> [What you will do]:
An exact copy of all the data is required, with pictures left out.

> [Saved data entries]:

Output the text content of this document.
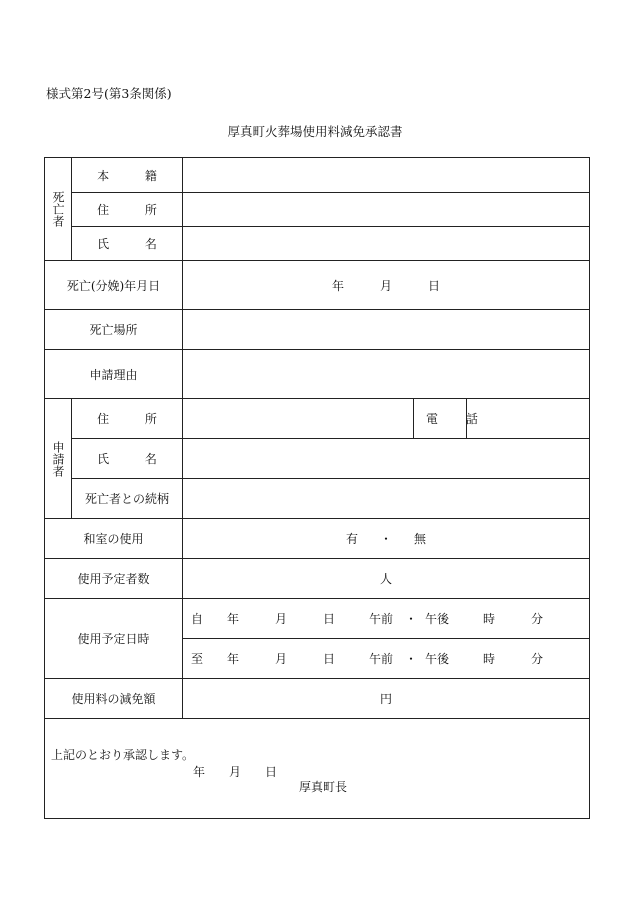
様式第2号(第3条関係)
厚真町火葬場使用料減免承認書
死亡者	本 籍			
	住 所			
	氏 名			
死亡(分娩)年月日		年 月 日		
死亡場所				
申請理由				

申請者	住 所		電 話	
	氏 名			
	死亡者との続柄			
和室の使用		有 ・ 無		
使用予定者数		人		
使用予定日時		自 年 月 日 午前 ・ 午後 時 分		
		至 年 月 日 午前 ・ 午後 時 分		
使用料の減免額		円		

上記のとおり承認します。
年 月 日
厚真町長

> [Exercise response]:
Output the text content of this document.
様式第2号(第3条関係)
厚真町火葬場使用料減免承認書
死亡者	本 籍			
	住 所			
	氏 名			
死亡(分娩)年月日		年 月 日		
死亡場所				
申請理由				

申請者	住 所		電 話	
	氏 名			
	死亡者との続柄			
和室の使用		有 ・ 無		
使用予定者数		人		
使用予定日時		自 年 月 日 午前 ・ 午後 時 分		
		至 年 月 日 午前 ・ 午後 時 分		
使用料の減免額		円		

上記のとおり承認します。
年 月 日
厚真町長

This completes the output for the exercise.